[Exercises]
• a. In the forum thread on the energy cost of a letter versus an email, what items does the first post say a letter sender would buy at the consumer point? List them all.
• b. Please copy word for word the part of the forum thread starting with "That's an excellent" and going on through "offices, trucks, employees....".

[Document segment]

━━━

# A question of energy

## What do you think consumes more energy, sending a letter or an email ?

20 vote(s)
95.2%

1 vote(s)
4.8%
1. Jul 3, 2009

### 337

Hi all,

From the title of this sub-forum I understand that this is the place to have a scientific discussion that can not possibly lead to any practical outcome, so I would like to present for discussion the following question :

When I want to contact a person at a distance of 1000 km from my location - which option requires less energy, sending an email or sending a letter ?

For the sake of simplicity I would like to start the "counter" at the consumer point : buying the paper, envelope and stamp, and turning the power on an existing PC connected to an existing network.

2. Jul 5, 2009

:uhh:

3. Jul 5, 2009

### DaveC426913

That's an excellent question.

I think where you're going to run into trouble is what you count "in" and what you count "out" of the system.

For example, email is efficient in part because it relies on an existing infrastructure (servers all over the world). This infrastructure is necessary for the email to find an efficient route to the recipient. The infrastructure spends a lot of time "on" (using energy) but idle. Do you count the energy usage of these machines?

If there are a million servers around the world waiting for an email to be routed to its recipient, but the email only visits ten of them, do you count the 10 or do you count the million?

4. Jul 5, 2009

### 337

If we decide to count the existing infra-structure in, that includes the servers being on while idle, but it should also include the infra-structure of the postal services : offices, trucks, employees....

━━━

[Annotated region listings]
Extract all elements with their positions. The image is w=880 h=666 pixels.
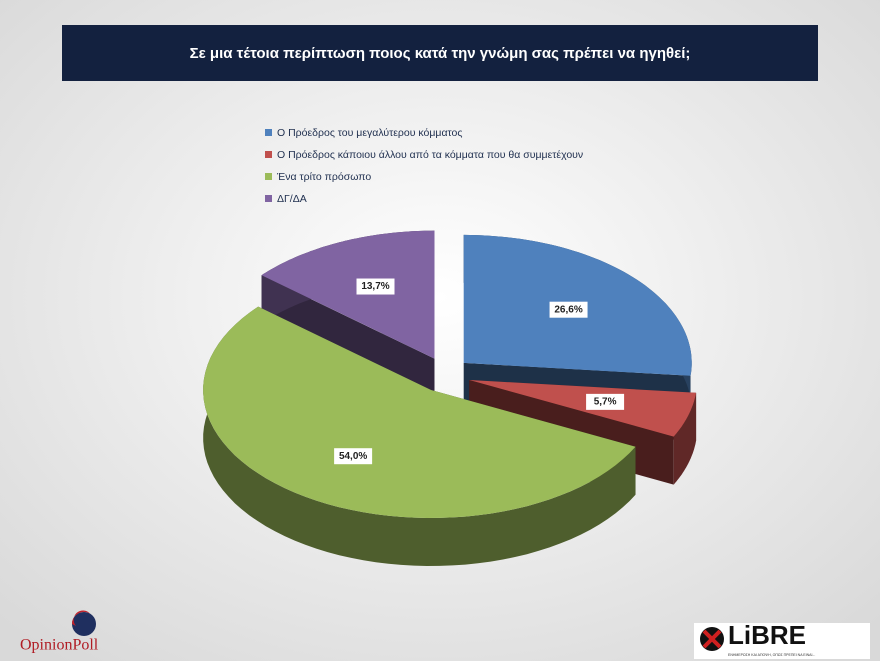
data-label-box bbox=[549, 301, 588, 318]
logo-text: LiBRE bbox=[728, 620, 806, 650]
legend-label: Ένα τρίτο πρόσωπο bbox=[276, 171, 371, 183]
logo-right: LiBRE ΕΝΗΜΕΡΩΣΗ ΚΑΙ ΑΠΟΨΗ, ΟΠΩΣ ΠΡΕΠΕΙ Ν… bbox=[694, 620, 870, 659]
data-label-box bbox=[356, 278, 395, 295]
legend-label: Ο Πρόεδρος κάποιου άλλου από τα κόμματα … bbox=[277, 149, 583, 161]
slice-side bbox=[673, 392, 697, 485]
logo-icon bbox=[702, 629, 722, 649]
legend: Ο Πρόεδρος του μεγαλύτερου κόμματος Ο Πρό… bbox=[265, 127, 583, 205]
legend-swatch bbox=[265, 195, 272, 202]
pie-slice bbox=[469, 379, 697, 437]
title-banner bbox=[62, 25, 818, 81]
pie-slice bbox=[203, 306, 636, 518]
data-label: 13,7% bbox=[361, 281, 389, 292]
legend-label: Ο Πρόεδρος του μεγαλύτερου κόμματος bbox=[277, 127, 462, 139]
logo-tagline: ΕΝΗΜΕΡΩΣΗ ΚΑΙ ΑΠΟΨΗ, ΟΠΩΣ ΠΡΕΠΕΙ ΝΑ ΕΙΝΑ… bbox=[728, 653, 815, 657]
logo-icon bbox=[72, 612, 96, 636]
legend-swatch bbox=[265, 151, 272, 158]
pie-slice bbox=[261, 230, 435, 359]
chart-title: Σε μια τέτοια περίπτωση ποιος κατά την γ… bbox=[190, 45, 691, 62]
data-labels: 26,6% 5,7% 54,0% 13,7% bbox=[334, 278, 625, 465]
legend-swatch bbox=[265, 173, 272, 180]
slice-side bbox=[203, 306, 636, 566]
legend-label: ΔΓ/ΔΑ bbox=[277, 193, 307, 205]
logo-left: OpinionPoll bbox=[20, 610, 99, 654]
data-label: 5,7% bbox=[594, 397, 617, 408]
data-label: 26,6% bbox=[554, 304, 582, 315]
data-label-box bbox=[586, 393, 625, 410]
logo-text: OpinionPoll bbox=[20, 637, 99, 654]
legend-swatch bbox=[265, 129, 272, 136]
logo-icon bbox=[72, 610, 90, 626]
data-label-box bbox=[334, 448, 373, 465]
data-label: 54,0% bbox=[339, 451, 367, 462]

━━━

[The solutions]
• a. paper, envelope, stamp

• b.
That's an excellent question.

I think where you're going to run into trouble is what you count "in" and what you count "out" of the system.

For example, email is efficient in part because it relies on an existing infrastructure (servers all over the world). This infrastructure is necessary for the email to find an efficient route to the recipient. The infrastructure spends a lot of time "on" (using energy) but idle. Do you count the energy usage of these machines?

If there are a million servers around the world waiting for an email to be routed to its recipient, but the email only visits ten of them, do you count the 10 or do you count the million?

4. Jul 5, 2009

### 337

If we decide to count the existing infra-structure in, that includes the servers being on while idle, but it should also include the infra-structure of the postal services : offices, trucks, employees....